[Task objective] Drop the pictures from the entries below, then reproduce the rest exactly.

[Records supplied]
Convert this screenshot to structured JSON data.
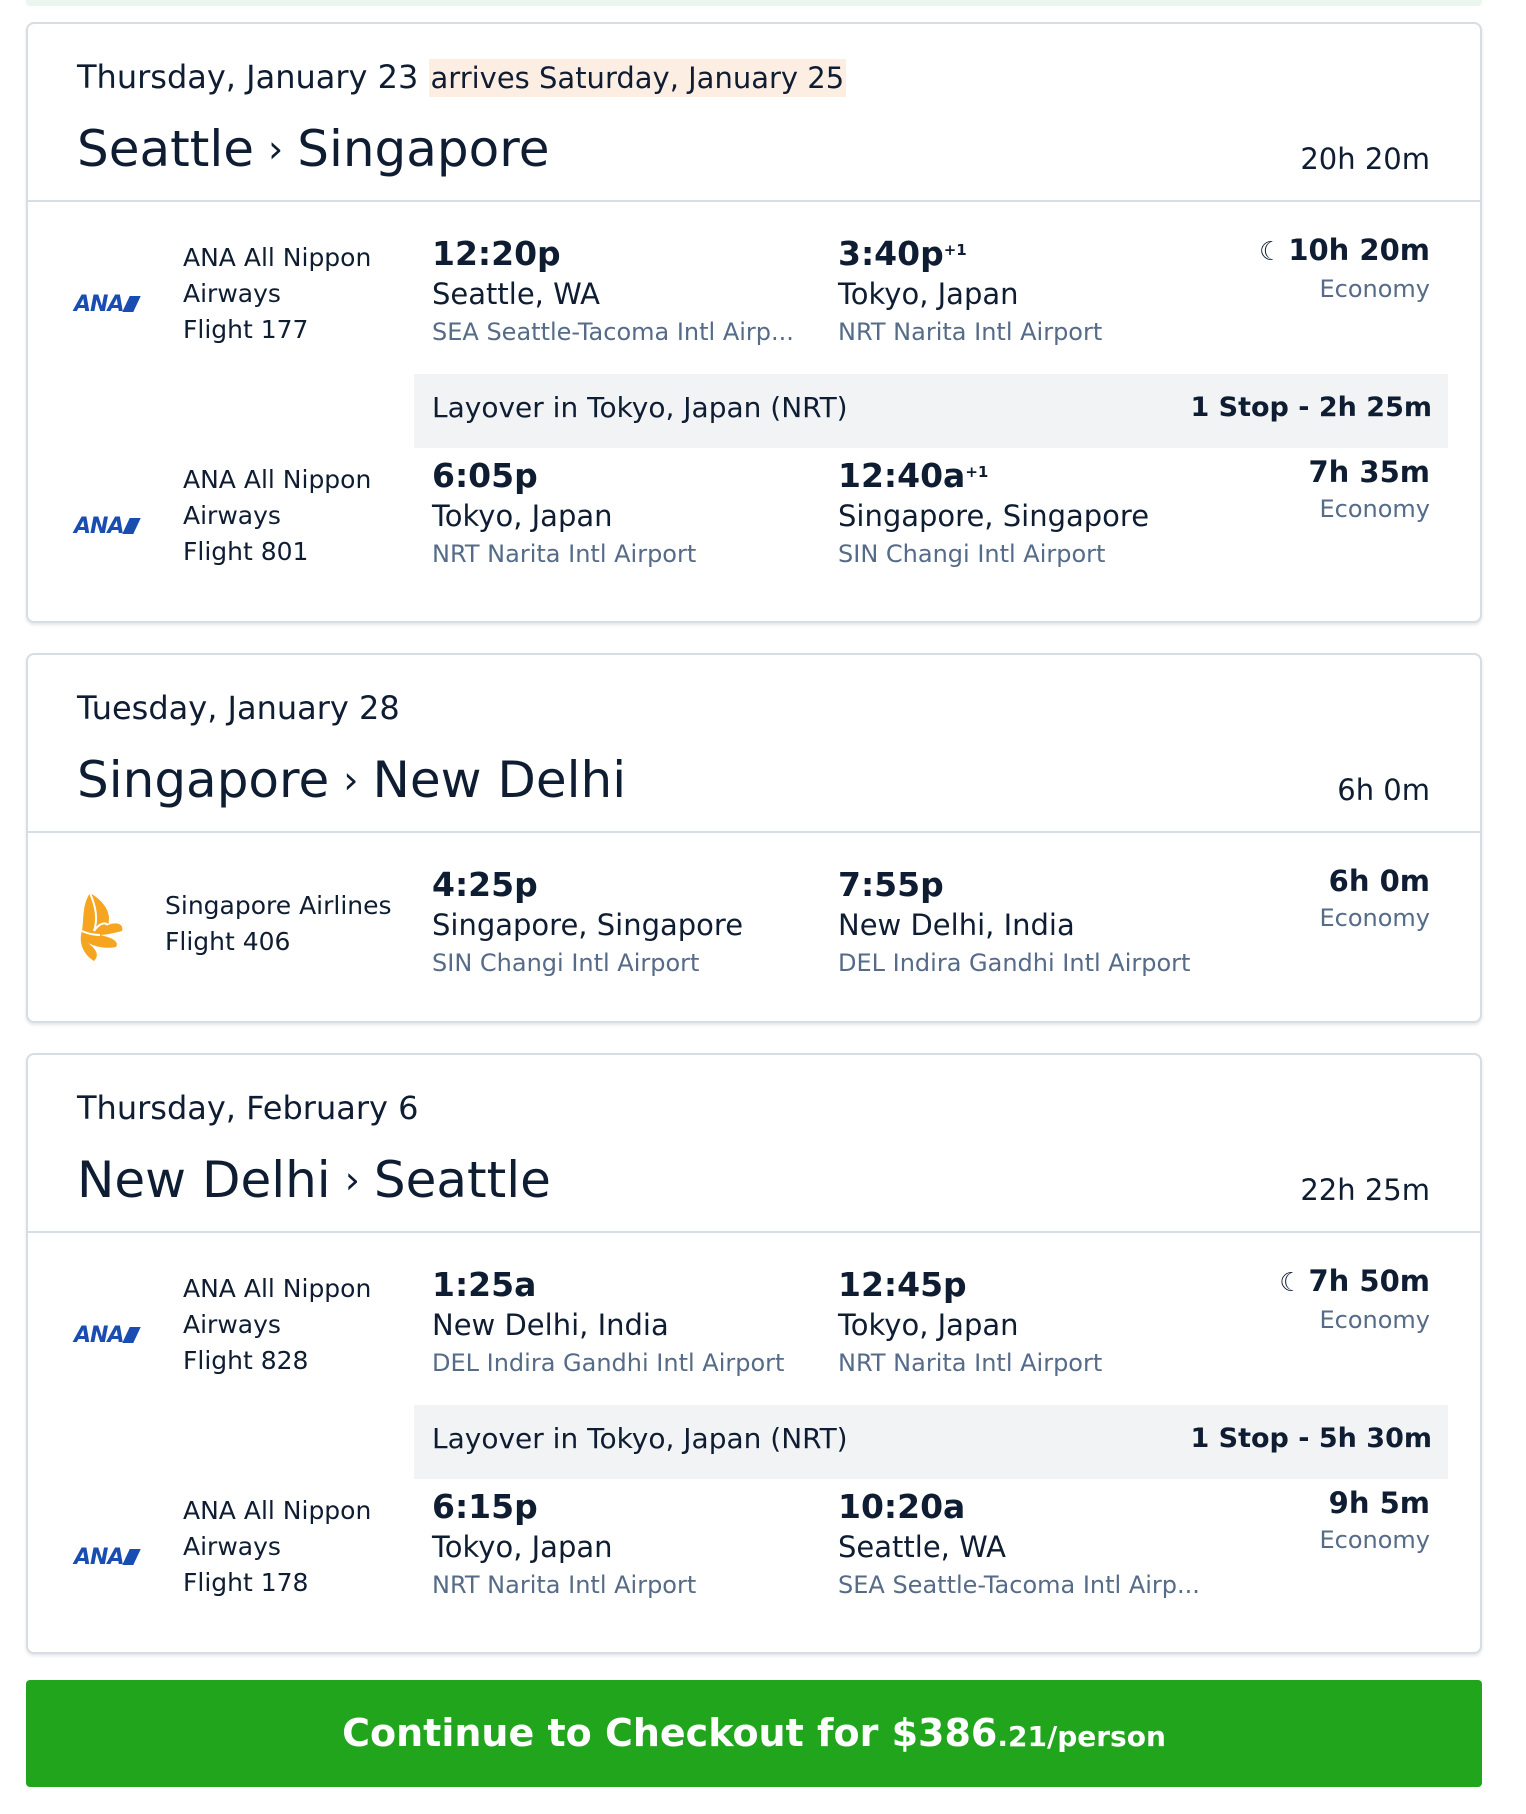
{
  "trips": [
    {
      "date": "Thursday, January 23",
      "arrives": "arrives Saturday, January 25",
      "origin": "Seattle",
      "destination": "Singapore",
      "total_duration": "20h 20m",
      "segments": [
        {
          "airline_logo": "ANA",
          "airline_name": "ANA All Nippon Airways",
          "flight": "Flight 177",
          "dep_time": "12:20p",
          "dep_city": "Seattle, WA",
          "dep_airport": "SEA Seattle-Tacoma Intl Airp...",
          "arr_time": "3:40p",
          "arr_day_offset": "+1",
          "arr_city": "Tokyo, Japan",
          "arr_airport": "NRT Narita Intl Airport",
          "duration": "10h 20m",
          "overnight_icon": "moon-icon",
          "cabin": "Economy"
        },
        {
          "airline_logo": "ANA",
          "airline_name": "ANA All Nippon Airways",
          "flight": "Flight 801",
          "dep_time": "6:05p",
          "dep_city": "Tokyo, Japan",
          "dep_airport": "NRT Narita Intl Airport",
          "arr_time": "12:40a",
          "arr_day_offset": "+1",
          "arr_city": "Singapore, Singapore",
          "arr_airport": "SIN Changi Intl Airport",
          "duration": "7h 35m",
          "cabin": "Economy"
        }
      ],
      "layover": {
        "text": "Layover in Tokyo, Japan (NRT)",
        "stops": "1 Stop - 2h 25m"
      }
    },
    {
      "date": "Tuesday, January 28",
      "origin": "Singapore",
      "destination": "New Delhi",
      "total_duration": "6h 0m",
      "segments": [
        {
          "airline_logo": "singapore-airlines-bird-logo",
          "airline_name": "Singapore Airlines",
          "flight": "Flight 406",
          "dep_time": "4:25p",
          "dep_city": "Singapore, Singapore",
          "dep_airport": "SIN Changi Intl Airport",
          "arr_time": "7:55p",
          "arr_city": "New Delhi, India",
          "arr_airport": "DEL Indira Gandhi Intl Airport",
          "duration": "6h 0m",
          "cabin": "Economy"
        }
      ]
    },
    {
      "date": "Thursday, February 6",
      "origin": "New Delhi",
      "destination": "Seattle",
      "total_duration": "22h 25m",
      "segments": [
        {
          "airline_logo": "ANA",
          "airline_name": "ANA All Nippon Airways",
          "flight": "Flight 828",
          "dep_time": "1:25a",
          "dep_city": "New Delhi, India",
          "dep_airport": "DEL Indira Gandhi Intl Airport",
          "arr_time": "12:45p",
          "arr_city": "Tokyo, Japan",
          "arr_airport": "NRT Narita Intl Airport",
          "duration": "7h 50m",
          "overnight_icon": "moon-icon",
          "cabin": "Economy"
        },
        {
          "airline_logo": "ANA",
          "airline_name": "ANA All Nippon Airways",
          "flight": "Flight 178",
          "dep_time": "6:15p",
          "dep_city": "Tokyo, Japan",
          "dep_airport": "NRT Narita Intl Airport",
          "arr_time": "10:20a",
          "arr_city": "Seattle, WA",
          "arr_airport": "SEA Seattle-Tacoma Intl Airp...",
          "duration": "9h 5m",
          "cabin": "Economy"
        }
      ],
      "layover": {
        "text": "Layover in Tokyo, Japan (NRT)",
        "stops": "1 Stop - 5h 30m"
      }
    }
  ],
  "checkout": {
    "label": "Continue to Checkout for $386",
    "cents": ".21",
    "per": "/person",
    "color": "#21a51c"
  },
  "colors": {
    "text": "#0f1d33",
    "muted": "#556b88",
    "ana_blue": "#1a4db1",
    "sq_gold": "#f6a520",
    "arrives_bg": "#fdeee4"
  }
}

[Expected answer]
Convert this screenshot to structured JSON data.
{
  "trips": [
    {
      "date": "Thursday, January 23",
      "arrives": "arrives Saturday, January 25",
      "origin": "Seattle",
      "destination": "Singapore",
      "total_duration": "20h 20m",
      "segments": [
        {
          "airline_logo": "ANA",
          "airline_name": "ANA All Nippon Airways",
          "flight": "Flight 177",
          "dep_time": "12:20p",
          "dep_city": "Seattle, WA",
          "dep_airport": "SEA Seattle-Tacoma Intl Airp...",
          "arr_time": "3:40p",
          "arr_day_offset": "+1",
          "arr_city": "Tokyo, Japan",
          "arr_airport": "NRT Narita Intl Airport",
          "duration": "10h 20m",
          "overnight_icon": "moon-icon",
          "cabin": "Economy"
        },
        {
          "airline_logo": "ANA",
          "airline_name": "ANA All Nippon Airways",
          "flight": "Flight 801",
          "dep_time": "6:05p",
          "dep_city": "Tokyo, Japan",
          "dep_airport": "NRT Narita Intl Airport",
          "arr_time": "12:40a",
          "arr_day_offset": "+1",
          "arr_city": "Singapore, Singapore",
          "arr_airport": "SIN Changi Intl Airport",
          "duration": "7h 35m",
          "cabin": "Economy"
        }
      ],
      "layover": {
        "text": "Layover in Tokyo, Japan (NRT)",
        "stops": "1 Stop - 2h 25m"
      }
    },
    {
      "date": "Tuesday, January 28",
      "origin": "Singapore",
      "destination": "New Delhi",
      "total_duration": "6h 0m",
      "segments": [
        {
          "airline_logo": "singapore-airlines-bird-logo",
          "airline_name": "Singapore Airlines",
          "flight": "Flight 406",
          "dep_time": "4:25p",
          "dep_city": "Singapore, Singapore",
          "dep_airport": "SIN Changi Intl Airport",
          "arr_time": "7:55p",
          "arr_city": "New Delhi, India",
          "arr_airport": "DEL Indira Gandhi Intl Airport",
          "duration": "6h 0m",
          "cabin": "Economy"
        }
      ]
    },
    {
      "date": "Thursday, February 6",
      "origin": "New Delhi",
      "destination": "Seattle",
      "total_duration": "22h 25m",
      "segments": [
        {
          "airline_logo": "ANA",
          "airline_name": "ANA All Nippon Airways",
          "flight": "Flight 828",
          "dep_time": "1:25a",
          "dep_city": "New Delhi, India",
          "dep_airport": "DEL Indira Gandhi Intl Airport",
          "arr_time": "12:45p",
          "arr_city": "Tokyo, Japan",
          "arr_airport": "NRT Narita Intl Airport",
          "duration": "7h 50m",
          "overnight_icon": "moon-icon",
          "cabin": "Economy"
        },
        {
          "airline_logo": "ANA",
          "airline_name": "ANA All Nippon Airways",
          "flight": "Flight 178",
          "dep_time": "6:15p",
          "dep_city": "Tokyo, Japan",
          "dep_airport": "NRT Narita Intl Airport",
          "arr_time": "10:20a",
          "arr_city": "Seattle, WA",
          "arr_airport": "SEA Seattle-Tacoma Intl Airp...",
          "duration": "9h 5m",
          "cabin": "Economy"
        }
      ],
      "layover": {
        "text": "Layover in Tokyo, Japan (NRT)",
        "stops": "1 Stop - 5h 30m"
      }
    }
  ],
  "checkout": {
    "label": "Continue to Checkout for $386",
    "cents": ".21",
    "per": "/person",
    "color": "#21a51c"
  },
  "colors": {
    "text": "#0f1d33",
    "muted": "#556b88",
    "ana_blue": "#1a4db1",
    "sq_gold": "#f6a520",
    "arrives_bg": "#fdeee4"
  }
}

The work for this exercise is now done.